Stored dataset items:
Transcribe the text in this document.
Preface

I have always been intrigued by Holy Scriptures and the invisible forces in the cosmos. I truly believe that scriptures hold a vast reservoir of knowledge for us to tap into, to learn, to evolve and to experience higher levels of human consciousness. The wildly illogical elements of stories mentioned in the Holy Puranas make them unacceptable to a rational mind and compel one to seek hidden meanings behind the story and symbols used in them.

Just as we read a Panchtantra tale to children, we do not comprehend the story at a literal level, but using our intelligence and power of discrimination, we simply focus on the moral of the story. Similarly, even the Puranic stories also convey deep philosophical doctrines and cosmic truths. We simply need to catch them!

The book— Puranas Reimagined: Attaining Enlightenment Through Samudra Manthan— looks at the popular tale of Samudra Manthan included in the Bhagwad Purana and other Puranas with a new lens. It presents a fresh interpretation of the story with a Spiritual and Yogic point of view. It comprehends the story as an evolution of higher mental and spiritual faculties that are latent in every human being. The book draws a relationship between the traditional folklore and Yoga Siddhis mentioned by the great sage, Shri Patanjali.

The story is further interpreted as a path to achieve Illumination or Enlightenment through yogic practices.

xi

--

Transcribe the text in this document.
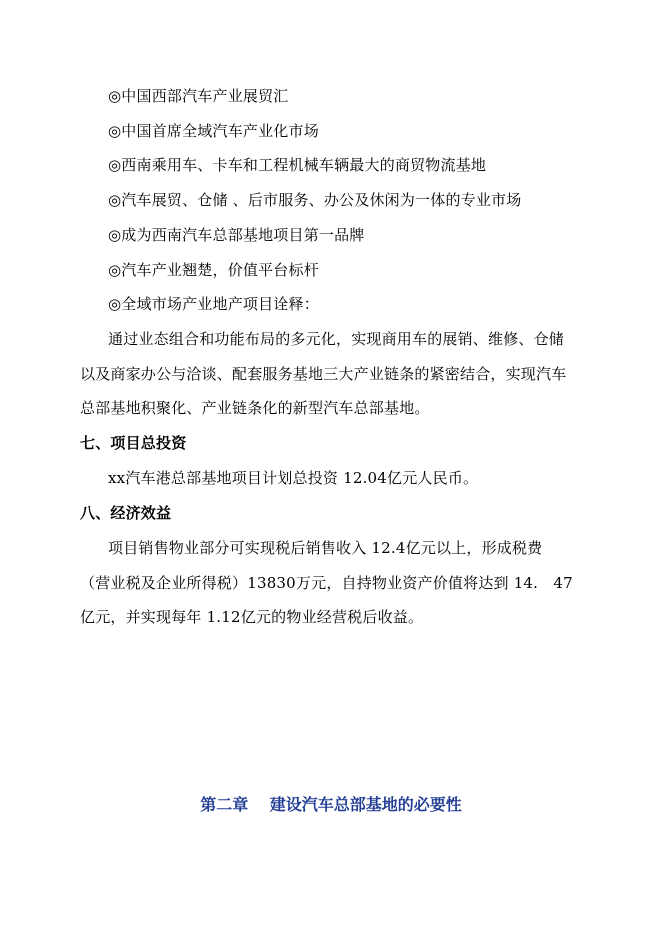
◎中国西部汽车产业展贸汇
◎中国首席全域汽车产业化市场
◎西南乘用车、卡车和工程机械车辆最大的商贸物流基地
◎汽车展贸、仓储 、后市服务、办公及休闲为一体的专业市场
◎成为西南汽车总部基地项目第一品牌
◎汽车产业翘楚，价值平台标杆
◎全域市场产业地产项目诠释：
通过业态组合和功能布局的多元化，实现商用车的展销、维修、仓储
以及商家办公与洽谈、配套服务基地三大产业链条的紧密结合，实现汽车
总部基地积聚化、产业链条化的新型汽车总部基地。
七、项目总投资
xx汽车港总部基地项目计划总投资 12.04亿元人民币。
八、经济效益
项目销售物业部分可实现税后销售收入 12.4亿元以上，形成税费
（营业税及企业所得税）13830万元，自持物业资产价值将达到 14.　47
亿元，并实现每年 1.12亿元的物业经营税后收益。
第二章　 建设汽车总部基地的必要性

:: Required task ::
Count how many lines of the data include the word "tale". Your reply should be that number alone.

:: Result ::
2